(Data records)
#####

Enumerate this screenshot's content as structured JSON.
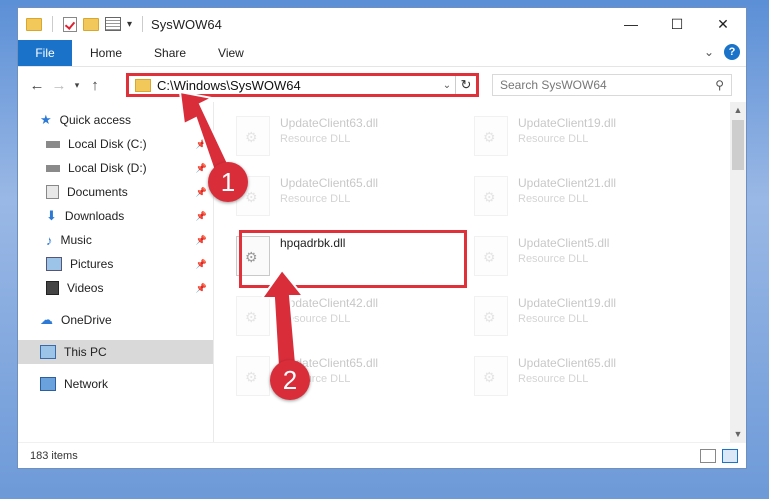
{
  "window": {
    "title": "SysWOW64",
    "minimize_glyph": "—",
    "maximize_glyph": "☐",
    "close_glyph": "✕"
  },
  "ribbon": {
    "tabs": [
      "File",
      "Home",
      "Share",
      "View"
    ],
    "expand_glyph": "⌄",
    "help_glyph": "?"
  },
  "address": {
    "path": "C:\\Windows\\SysWOW64",
    "search_placeholder": "Search SysWOW64"
  },
  "nav": {
    "items": [
      {
        "label": "Quick access",
        "icon": "star-icon",
        "level": "top",
        "pinned": false
      },
      {
        "label": "Local Disk (C:)",
        "icon": "drive-icon",
        "level": "sub",
        "pinned": true
      },
      {
        "label": "Local Disk (D:)",
        "icon": "drive-icon",
        "level": "sub",
        "pinned": true
      },
      {
        "label": "Documents",
        "icon": "documents-icon",
        "level": "sub",
        "pinned": true
      },
      {
        "label": "Downloads",
        "icon": "download-icon",
        "level": "sub",
        "pinned": true
      },
      {
        "label": "Music",
        "icon": "music-icon",
        "level": "sub",
        "pinned": true
      },
      {
        "label": "Pictures",
        "icon": "pictures-icon",
        "level": "sub",
        "pinned": true
      },
      {
        "label": "Videos",
        "icon": "video-icon",
        "level": "sub",
        "pinned": true
      },
      {
        "label": "OneDrive",
        "icon": "cloud-icon",
        "level": "top",
        "pinned": false
      },
      {
        "label": "This PC",
        "icon": "computer-icon",
        "level": "top",
        "pinned": false,
        "selected": true
      },
      {
        "label": "Network",
        "icon": "network-icon",
        "level": "top",
        "pinned": false
      }
    ]
  },
  "files": [
    {
      "name": "UpdateClient63.dll",
      "desc": "Resource DLL",
      "faded": true
    },
    {
      "name": "UpdateClient19.dll",
      "desc": "Resource DLL",
      "faded": true
    },
    {
      "name": "UpdateClient65.dll",
      "desc": "Resource DLL",
      "faded": true
    },
    {
      "name": "UpdateClient21.dll",
      "desc": "Resource DLL",
      "faded": true
    },
    {
      "name": "hpqadrbk.dll",
      "desc": "",
      "faded": false
    },
    {
      "name": "UpdateClient5.dll",
      "desc": "Resource DLL",
      "faded": true
    },
    {
      "name": "UpdateClient42.dll",
      "desc": "Resource DLL",
      "faded": true
    },
    {
      "name": "UpdateClient19.dll",
      "desc": "Resource DLL",
      "faded": true
    },
    {
      "name": "UpdateClient65.dll",
      "desc": "Resource DLL",
      "faded": true
    },
    {
      "name": "UpdateClient65.dll",
      "desc": "Resource DLL",
      "faded": true
    }
  ],
  "status": {
    "item_count": "183 items"
  },
  "annotations": {
    "step1": "1",
    "step2": "2",
    "color": "#d92d3a"
  }
}
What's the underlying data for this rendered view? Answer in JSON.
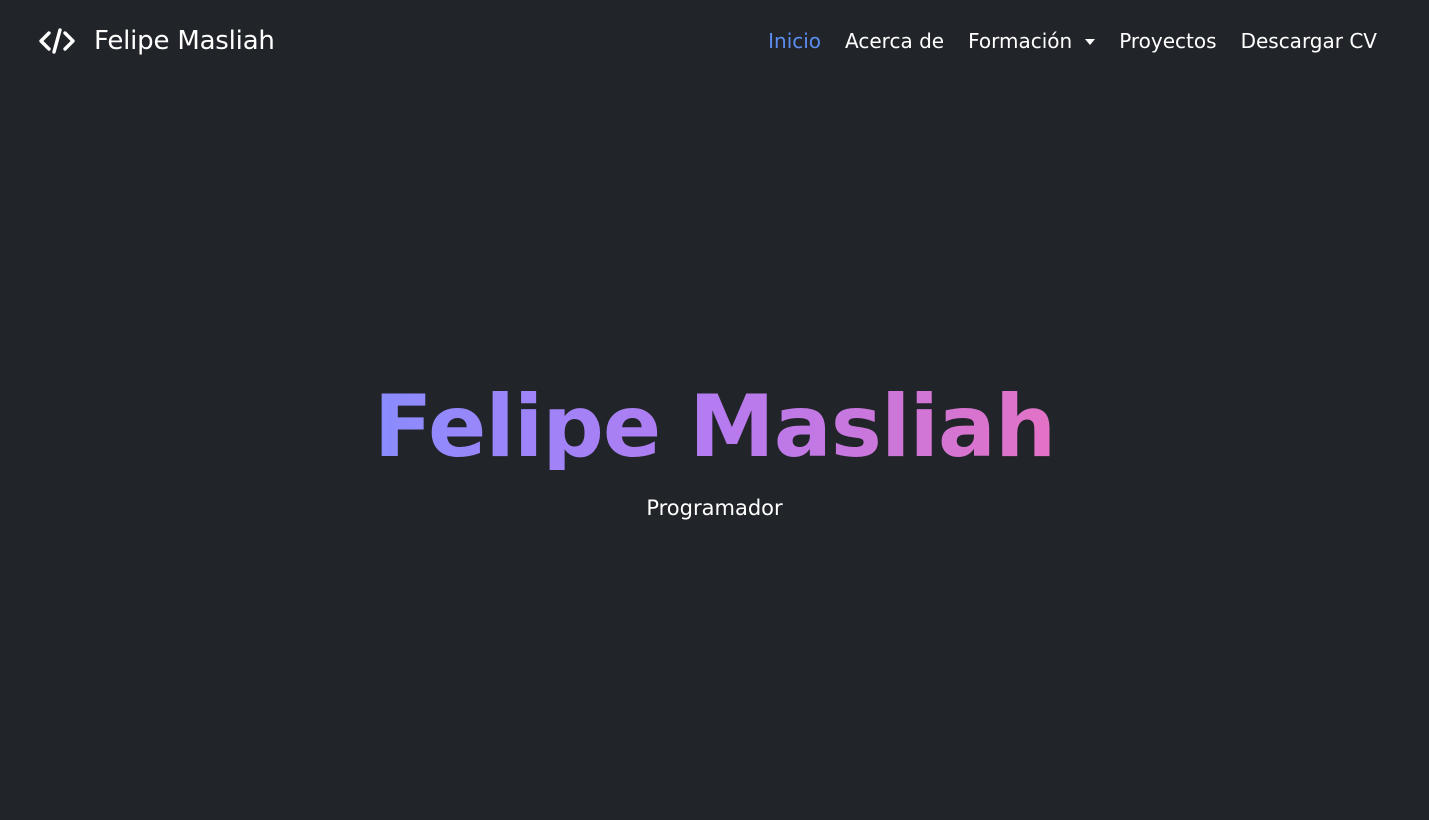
{
  "navbar": {
    "brand_icon": "code-icon",
    "brand_name": "Felipe Masliah",
    "links": [
      {
        "label": "Inicio",
        "active": true
      },
      {
        "label": "Acerca de",
        "active": false
      },
      {
        "label": "Formación",
        "active": false,
        "dropdown": true
      },
      {
        "label": "Proyectos",
        "active": false
      },
      {
        "label": "Descargar CV",
        "active": false
      }
    ]
  },
  "hero": {
    "title": "Felipe Masliah",
    "subtitle": "Programador"
  },
  "colors": {
    "background": "#212529",
    "active_link": "#5b8def",
    "gradient_start": "#8a8cff",
    "gradient_mid": "#b57bf0",
    "gradient_end": "#e372c5"
  }
}
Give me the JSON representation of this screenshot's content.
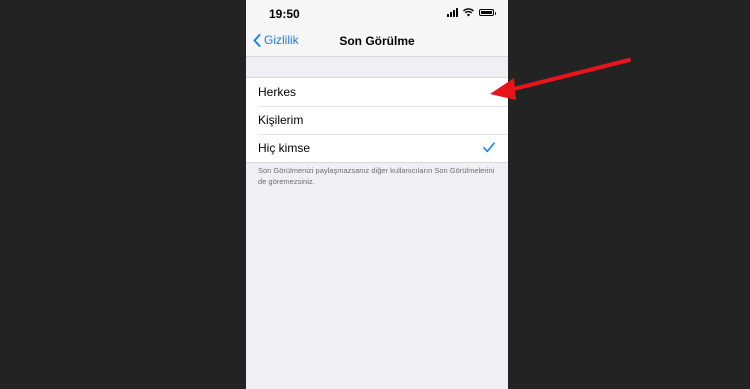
{
  "status_bar": {
    "time": "19:50"
  },
  "nav": {
    "back_label": "Gizlilik",
    "title": "Son Görülme"
  },
  "options": [
    {
      "label": "Herkes",
      "selected": false
    },
    {
      "label": "Kişilerim",
      "selected": false
    },
    {
      "label": "Hiç kimse",
      "selected": true
    }
  ],
  "footer_note": "Son Görülmenizi paylaşmazsanız diğer kullanıcıların Son Görülmelerini de göremezsiniz.",
  "colors": {
    "accent": "#1a7ff5",
    "arrow": "#e8141b",
    "backdrop": "#232323"
  }
}
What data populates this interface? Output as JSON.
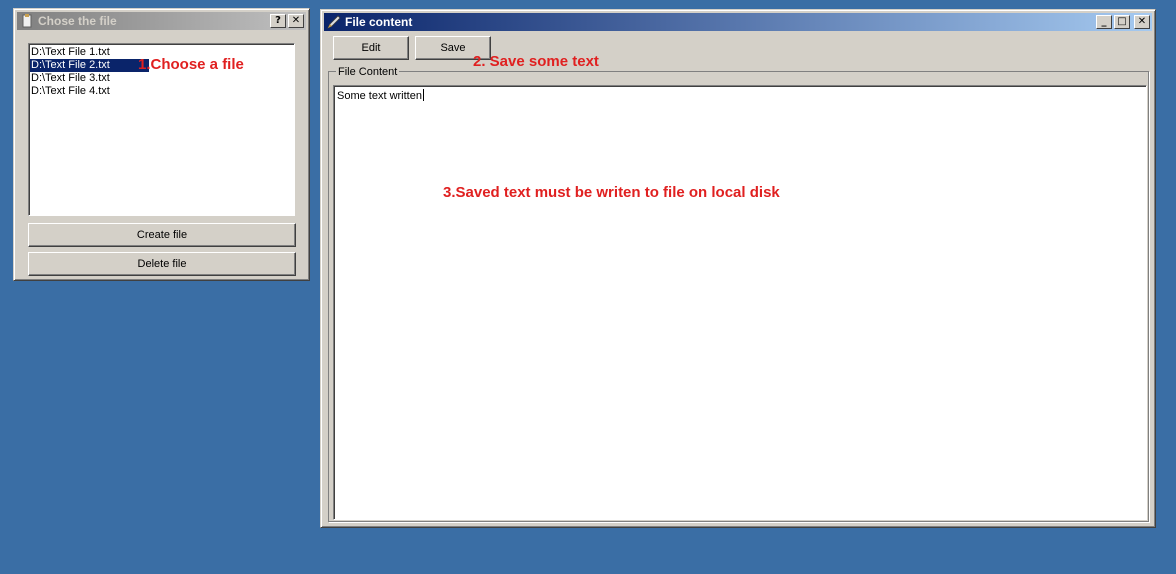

#####

WRITTEN TASK: Go through the records and copy each line with "Felipe" in it.

WRITTEN ANSWER:
    "brand_name": "Felipe Masliah",
    "title": "Felipe Masliah",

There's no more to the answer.